Scan the data. Collect each line that contains the word "Client".

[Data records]
◇ ◇ ◇ ◇ ◇

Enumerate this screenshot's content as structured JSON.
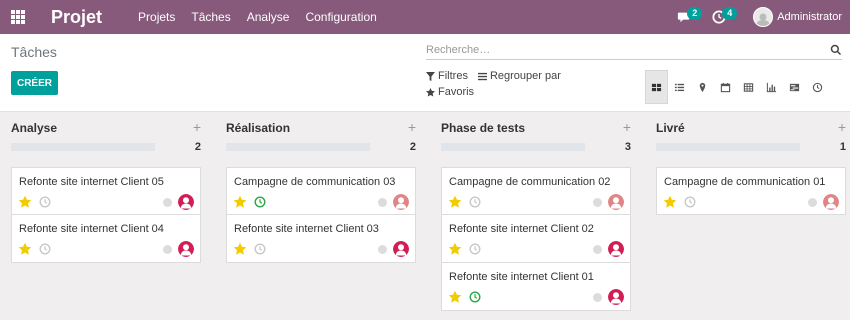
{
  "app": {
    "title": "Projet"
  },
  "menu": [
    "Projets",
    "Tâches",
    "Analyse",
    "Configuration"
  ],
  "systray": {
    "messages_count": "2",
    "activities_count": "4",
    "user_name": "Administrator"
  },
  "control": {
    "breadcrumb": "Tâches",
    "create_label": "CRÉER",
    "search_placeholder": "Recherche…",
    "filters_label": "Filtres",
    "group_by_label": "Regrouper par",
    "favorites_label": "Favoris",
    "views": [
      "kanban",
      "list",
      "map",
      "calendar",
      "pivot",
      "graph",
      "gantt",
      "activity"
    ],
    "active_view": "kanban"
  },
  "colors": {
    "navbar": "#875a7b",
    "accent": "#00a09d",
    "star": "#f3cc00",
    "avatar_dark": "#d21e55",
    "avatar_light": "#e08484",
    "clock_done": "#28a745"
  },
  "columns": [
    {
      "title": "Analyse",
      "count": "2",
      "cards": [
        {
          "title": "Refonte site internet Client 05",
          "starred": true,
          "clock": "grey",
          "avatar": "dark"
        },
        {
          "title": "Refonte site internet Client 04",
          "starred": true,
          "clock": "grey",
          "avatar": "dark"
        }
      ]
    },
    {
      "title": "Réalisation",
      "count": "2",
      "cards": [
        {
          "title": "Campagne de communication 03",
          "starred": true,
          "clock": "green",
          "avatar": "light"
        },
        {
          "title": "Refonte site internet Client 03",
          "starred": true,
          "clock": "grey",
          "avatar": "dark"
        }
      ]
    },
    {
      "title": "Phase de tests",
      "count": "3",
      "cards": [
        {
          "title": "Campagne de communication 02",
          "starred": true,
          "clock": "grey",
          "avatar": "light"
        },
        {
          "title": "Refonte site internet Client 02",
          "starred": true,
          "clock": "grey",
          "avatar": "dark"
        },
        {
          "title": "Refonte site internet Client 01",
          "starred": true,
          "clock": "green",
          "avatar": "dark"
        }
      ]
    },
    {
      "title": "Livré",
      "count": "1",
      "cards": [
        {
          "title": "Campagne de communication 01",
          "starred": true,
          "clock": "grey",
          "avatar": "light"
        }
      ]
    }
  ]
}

◇ ◇ ◇ ◇ ◇

**EXERCISE RESPONSE:**
          "title": "Refonte site internet Client 05",
          "title": "Refonte site internet Client 04",
          "title": "Refonte site internet Client 03",
          "title": "Refonte site internet Client 02",
          "title": "Refonte site internet Client 01",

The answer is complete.